→ **LISTING**
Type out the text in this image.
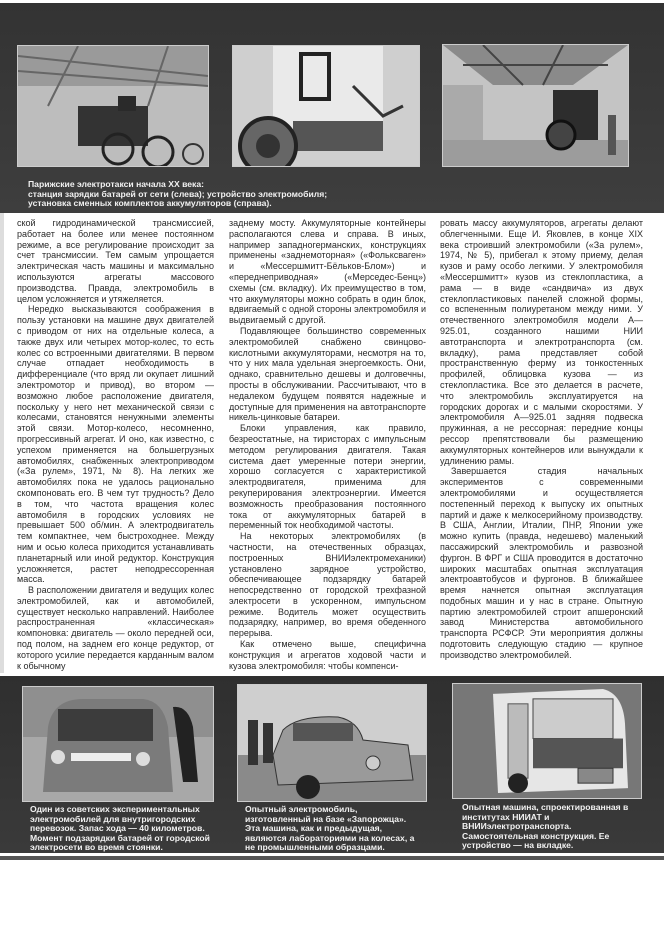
Парижские электротакси начала XX века:

станция зарядки батарей от сети (слева); устройство электромобиля; установка сменных комплектов аккумуляторов (справа).

ской гидродинамической трансмиссией, работает на более или менее постоянном режиме, а все регулирование происходит за счет трансмиссии. Тем самым упрощается электрическая часть машины и максимально используются агрегаты массового производства. Правда, электромобиль в целом усложняется и утяжеляется.

Нередко высказываются соображения в пользу установки на машине двух двигателей с приводом от них на отдельные колеса, а также двух или четырех мотор-колес, то есть колес со встроенными двигателями. В первом случае отпадает необходимость в дифференциале (что вряд ли окупает лишний электромотор и привод), во втором — возможно любое расположение двигателя, поскольку у него нет механической связи с колесами, становятся ненужными элементы этой связи. Мотор-колесо, несомненно, прогрессивный агрегат. И оно, как известно, с успехом применяется на большегрузных автомобилях, снабженных электроприводом («За рулем», 1971, № 8). На легких же автомобилях пока не удалось рационально скомпоновать его. В чем тут трудность? Дело в том, что частота вращения колес автомобиля в городских условиях не превышает 500 об/мин. А электродвигатель тем компактнее, чем быстроходнее. Между ним и осью колеса приходится устанавливать планетарный или иной редуктор. Конструкция усложняется, растет неподрессоренная масса.

В расположении двигателя и ведущих колес электромобилей, как и автомобилей, существует несколько направлений. Наиболее распространенная «классическая» компоновка: двигатель — около передней оси, под полом, на заднем его конце редуктор, от которого усилие передается карданным валом к обычному

заднему мосту. Аккумуляторные контейнеры располагаются слева и справа. В иных, например западногерманских, конструкциях применены «заднемоторная» («Фольксваген» и «Мессершмитт-Бёльков-Блом») и «переднеприводная» («Мерседес-Бенц») схемы (см. вкладку). Их преимущество в том, что аккумуляторы можно собрать в один блок, вдвигаемый с одной стороны электромобиля и выдвигаемый с другой.

Подавляющее большинство современных электромобилей снабжено свинцово-кислотными аккумуляторами, несмотря на то, что у них мала удельная энергоемкость. Они, однако, сравнительно дешевы и долговечны, просты в обслуживании. Рассчитывают, что в недалеком будущем появятся надежные и доступные для применения на автотранспорте никель-цинковые батареи.

Блоки управления, как правило, безреостатные, на тиристорах с импульсным методом регулирования двигателя. Такая система дает умеренные потери энергии, хорошо согласуется с характеристикой электродвигателя, применима для рекуперирования электроэнергии. Имеется возможность преобразования постоянного тока от аккумуляторных батарей в переменный ток необходимой частоты.

На некоторых электромобилях (в частности, на отечественных образцах, построенных ВНИИэлектромеханики) установлено зарядное устройство, обеспечивающее подзарядку батарей непосредственно от городской трехфазной электросети в ускоренном, импульсном режиме. Водитель может осуществить подзарядку, например, во время обеденного перерыва.

Как отмечено выше, специфична конструкция и агрегатов ходовой части и кузова электромобиля: чтобы компенси-

ровать массу аккумуляторов, агрегаты делают облегченными. Еще И. Яковлев, в конце XIX века строивший электромобили («За рулем», 1974, № 5), прибегал к этому приему, делая кузов и раму особо легкими. У электромобиля «Мессершмитт» кузов из стеклопластика, а рама — в виде «сандвича» из двух стеклопластиковых панелей сложной формы, со вспененным полиуретаном между ними. У отечественного электромобиля модели А—925.01, созданного нашими НИИ автотранспорта и электротранспорта (см. вкладку), рама представляет собой пространственную ферму из тонкостенных профилей, облицовка кузова — из стеклопластика. Все это делается в расчете, что электромобиль эксплуатируется на городских дорогах и с малыми скоростями. У электромобиля А—925.01 задняя подвеска пружинная, а не рессорная: передние концы рессор препятствовали бы размещению аккумуляторных контейнеров или вынуждали к удлинению рамы.

Завершается стадия начальных экспериментов с современными электромобилями и осуществляется постепенный переход к выпуску их опытных партий и даже к мелкосерийному производству. В США, Англии, Италии, ПНР, Японии уже можно купить (правда, недешево) маленький пассажирский электромобиль и развозной фургон. В ФРГ и США проводится в достаточно широких масштабах опытная эксплуатация электроавтобусов и фургонов. В ближайшее время начнется опытная эксплуатация подобных машин и у нас в стране. Опытную партию электромобилей строит апшеронский завод Министерства автомобильного транспорта РСФСР. Эти мероприятия должны подготовить следующую стадию — крупное производство электромобилей.

Один из советских экспериментальных электромобилей для внутригородских перевозок. Запас хода — 40 километров. Момент подзарядки батарей от городской электросети во время стоянки.

Опытный электромобиль, изготовленный на базе «Запорожца». Эта машина, как и предыдущая, являются лабораториями на колесах, а не промышленными образцами.

Опытная машина, спроектированная в институтах НИИАТ и ВНИИэлектротранспорта. Самостоятельная конструкция. Ее устройство — на вкладке.
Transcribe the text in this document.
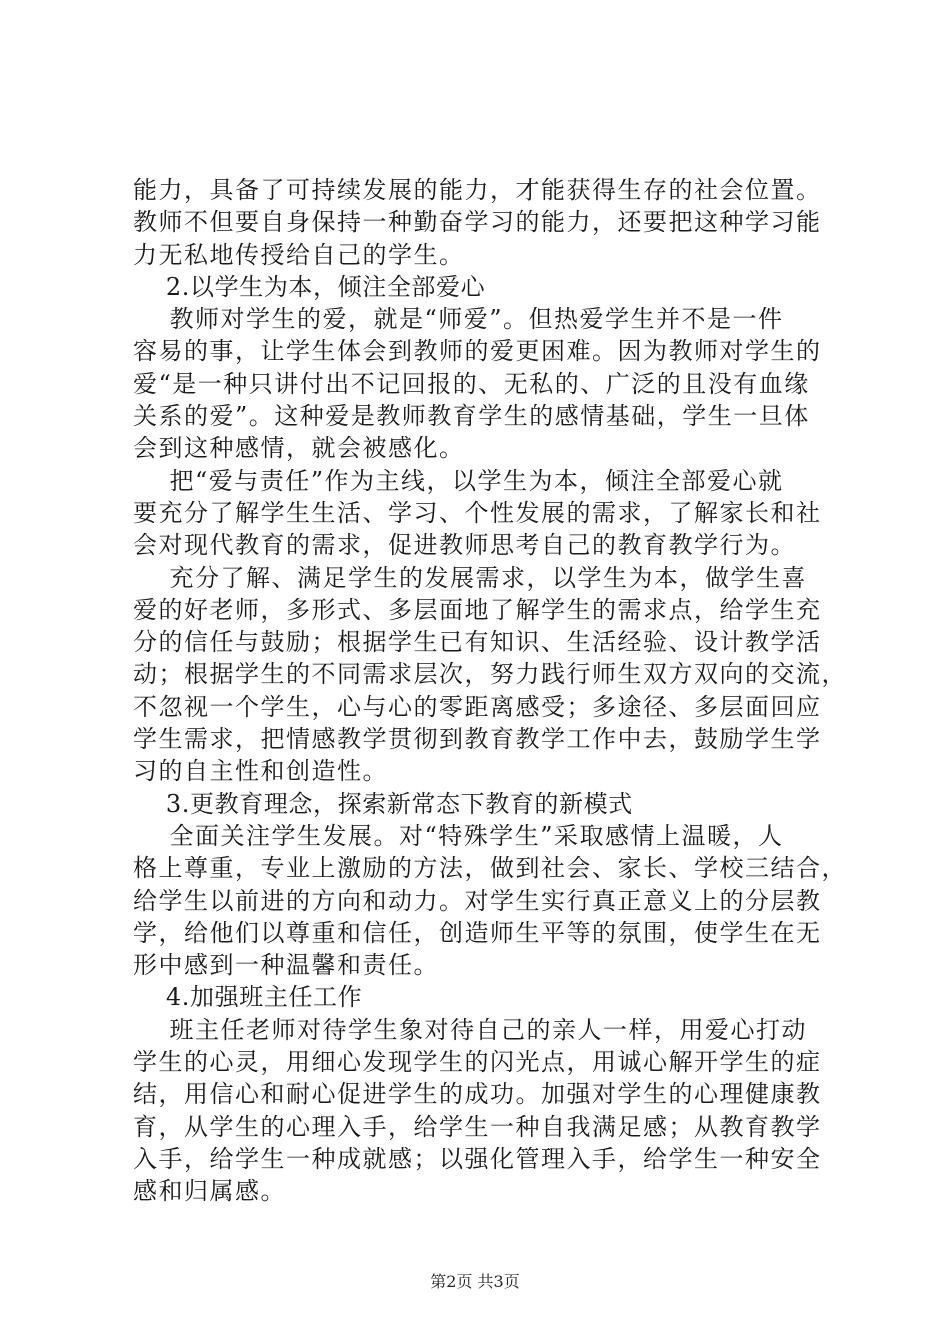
能力，具备了可持续发展的能力，才能获得生存的社会位置。
教师不但要自身保持一种勤奋学习的能力，还要把这种学习能
力无私地传授给自己的学生。
2.以学生为本，倾注全部爱心
教师对学生的爱，就是“师爱”。但热爱学生并不是一件
容易的事，让学生体会到教师的爱更困难。因为教师对学生的
爱“是一种只讲付出不记回报的、无私的、广泛的且没有血缘
关系的爱”。这种爱是教师教育学生的感情基础，学生一旦体
会到这种感情，就会被感化。
把“爱与责任”作为主线，以学生为本，倾注全部爱心就
要充分了解学生生活、学习、个性发展的需求，了解家长和社
会对现代教育的需求，促进教师思考自己的教育教学行为。
充分了解、满足学生的发展需求，以学生为本，做学生喜
爱的好老师，多形式、多层面地了解学生的需求点，给学生充
分的信任与鼓励；根据学生已有知识、生活经验、设计教学活
动；根据学生的不同需求层次，努力践行师生双方双向的交流，
不忽视一个学生，心与心的零距离感受；多途径、多层面回应
学生需求，把情感教学贯彻到教育教学工作中去，鼓励学生学
习的自主性和创造性。
3.更教育理念，探索新常态下教育的新模式
全面关注学生发展。对“特殊学生”采取感情上温暖，人
格上尊重，专业上激励的方法，做到社会、家长、学校三结合，
给学生以前进的方向和动力。对学生实行真正意义上的分层教
学，给他们以尊重和信任，创造师生平等的氛围，使学生在无
形中感到一种温馨和责任。
4.加强班主任工作
班主任老师对待学生象对待自己的亲人一样，用爱心打动
学生的心灵，用细心发现学生的闪光点，用诚心解开学生的症
结，用信心和耐心促进学生的成功。加强对学生的心理健康教
育，从学生的心理入手，给学生一种自我满足感；从教育教学
入手，给学生一种成就感；以强化管理入手，给学生一种安全
感和归属感。
第2页 共3页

→ **WRITTEN PROBLEM**
Restate the records above in full, word for word. Keep pictures out.

→ **TASK RESPONSE**
Type out the text in this image.
Парижские электротакси начала XX века:

станция зарядки батарей от сети (слева); устройство электромобиля; установка сменных комплектов аккумуляторов (справа).

ской гидродинамической трансмиссией, работает на более или менее постоянном режиме, а все регулирование происходит за счет трансмиссии. Тем самым упрощается электрическая часть машины и максимально используются агрегаты массового производства. Правда, электромобиль в целом усложняется и утяжеляется.

Нередко высказываются соображения в пользу установки на машине двух двигателей с приводом от них на отдельные колеса, а также двух или четырех мотор-колес, то есть колес со встроенными двигателями. В первом случае отпадает необходимость в дифференциале (что вряд ли окупает лишний электромотор и привод), во втором — возможно любое расположение двигателя, поскольку у него нет механической связи с колесами, становятся ненужными элементы этой связи. Мотор-колесо, несомненно, прогрессивный агрегат. И оно, как известно, с успехом применяется на большегрузных автомобилях, снабженных электроприводом («За рулем», 1971, № 8). На легких же автомобилях пока не удалось рационально скомпоновать его. В чем тут трудность? Дело в том, что частота вращения колес автомобиля в городских условиях не превышает 500 об/мин. А электродвигатель тем компактнее, чем быстроходнее. Между ним и осью колеса приходится устанавливать планетарный или иной редуктор. Конструкция усложняется, растет неподрессоренная масса.

В расположении двигателя и ведущих колес электромобилей, как и автомобилей, существует несколько направлений. Наиболее распространенная «классическая» компоновка: двигатель — около передней оси, под полом, на заднем его конце редуктор, от которого усилие передается карданным валом к обычному

заднему мосту. Аккумуляторные контейнеры располагаются слева и справа. В иных, например западногерманских, конструкциях применены «заднемоторная» («Фольксваген» и «Мессершмитт-Бёльков-Блом») и «переднеприводная» («Мерседес-Бенц») схемы (см. вкладку). Их преимущество в том, что аккумуляторы можно собрать в один блок, вдвигаемый с одной стороны электромобиля и выдвигаемый с другой.

Подавляющее большинство современных электромобилей снабжено свинцово-кислотными аккумуляторами, несмотря на то, что у них мала удельная энергоемкость. Они, однако, сравнительно дешевы и долговечны, просты в обслуживании. Рассчитывают, что в недалеком будущем появятся надежные и доступные для применения на автотранспорте никель-цинковые батареи.

Блоки управления, как правило, безреостатные, на тиристорах с импульсным методом регулирования двигателя. Такая система дает умеренные потери энергии, хорошо согласуется с характеристикой электродвигателя, применима для рекуперирования электроэнергии. Имеется возможность преобразования постоянного тока от аккумуляторных батарей в переменный ток необходимой частоты.

На некоторых электромобилях (в частности, на отечественных образцах, построенных ВНИИэлектромеханики) установлено зарядное устройство, обеспечивающее подзарядку батарей непосредственно от городской трехфазной электросети в ускоренном, импульсном режиме. Водитель может осуществить подзарядку, например, во время обеденного перерыва.

Как отмечено выше, специфична конструкция и агрегатов ходовой части и кузова электромобиля: чтобы компенси-

ровать массу аккумуляторов, агрегаты делают облегченными. Еще И. Яковлев, в конце XIX века строивший электромобили («За рулем», 1974, № 5), прибегал к этому приему, делая кузов и раму особо легкими. У электромобиля «Мессершмитт» кузов из стеклопластика, а рама — в виде «сандвича» из двух стеклопластиковых панелей сложной формы, со вспененным полиуретаном между ними. У отечественного электромобиля модели А—925.01, созданного нашими НИИ автотранспорта и электротранспорта (см. вкладку), рама представляет собой пространственную ферму из тонкостенных профилей, облицовка кузова — из стеклопластика. Все это делается в расчете, что электромобиль эксплуатируется на городских дорогах и с малыми скоростями. У электромобиля А—925.01 задняя подвеска пружинная, а не рессорная: передние концы рессор препятствовали бы размещению аккумуляторных контейнеров или вынуждали к удлинению рамы.

Завершается стадия начальных экспериментов с современными электромобилями и осуществляется постепенный переход к выпуску их опытных партий и даже к мелкосерийному производству. В США, Англии, Италии, ПНР, Японии уже можно купить (правда, недешево) маленький пассажирский электромобиль и развозной фургон. В ФРГ и США проводится в достаточно широких масштабах опытная эксплуатация электроавтобусов и фургонов. В ближайшее время начнется опытная эксплуатация подобных машин и у нас в стране. Опытную партию электромобилей строит апшеронский завод Министерства автомобильного транспорта РСФСР. Эти мероприятия должны подготовить следующую стадию — крупное производство электромобилей.

Один из советских экспериментальных электромобилей для внутригородских перевозок. Запас хода — 40 километров. Момент подзарядки батарей от городской электросети во время стоянки.

Опытный электромобиль, изготовленный на базе «Запорожца». Эта машина, как и предыдущая, являются лабораториями на колесах, а не промышленными образцами.

Опытная машина, спроектированная в институтах НИИАТ и ВНИИэлектротранспорта. Самостоятельная конструкция. Ее устройство — на вкладке.
Transcribe the text in this document.
能力，具备了可持续发展的能力，才能获得生存的社会位置。
教师不但要自身保持一种勤奋学习的能力，还要把这种学习能
力无私地传授给自己的学生。
2.以学生为本，倾注全部爱心
教师对学生的爱，就是“师爱”。但热爱学生并不是一件
容易的事，让学生体会到教师的爱更困难。因为教师对学生的
爱“是一种只讲付出不记回报的、无私的、广泛的且没有血缘
关系的爱”。这种爱是教师教育学生的感情基础，学生一旦体
会到这种感情，就会被感化。
把“爱与责任”作为主线，以学生为本，倾注全部爱心就
要充分了解学生生活、学习、个性发展的需求，了解家长和社
会对现代教育的需求，促进教师思考自己的教育教学行为。
充分了解、满足学生的发展需求，以学生为本，做学生喜
爱的好老师，多形式、多层面地了解学生的需求点，给学生充
分的信任与鼓励；根据学生已有知识、生活经验、设计教学活
动；根据学生的不同需求层次，努力践行师生双方双向的交流，
不忽视一个学生，心与心的零距离感受；多途径、多层面回应
学生需求，把情感教学贯彻到教育教学工作中去，鼓励学生学
习的自主性和创造性。
3.更教育理念，探索新常态下教育的新模式
全面关注学生发展。对“特殊学生”采取感情上温暖，人
格上尊重，专业上激励的方法，做到社会、家长、学校三结合，
给学生以前进的方向和动力。对学生实行真正意义上的分层教
学，给他们以尊重和信任，创造师生平等的氛围，使学生在无
形中感到一种温馨和责任。
4.加强班主任工作
班主任老师对待学生象对待自己的亲人一样，用爱心打动
学生的心灵，用细心发现学生的闪光点，用诚心解开学生的症
结，用信心和耐心促进学生的成功。加强对学生的心理健康教
育，从学生的心理入手，给学生一种自我满足感；从教育教学
入手，给学生一种成就感；以强化管理入手，给学生一种安全
感和归属感。
第2页 共3页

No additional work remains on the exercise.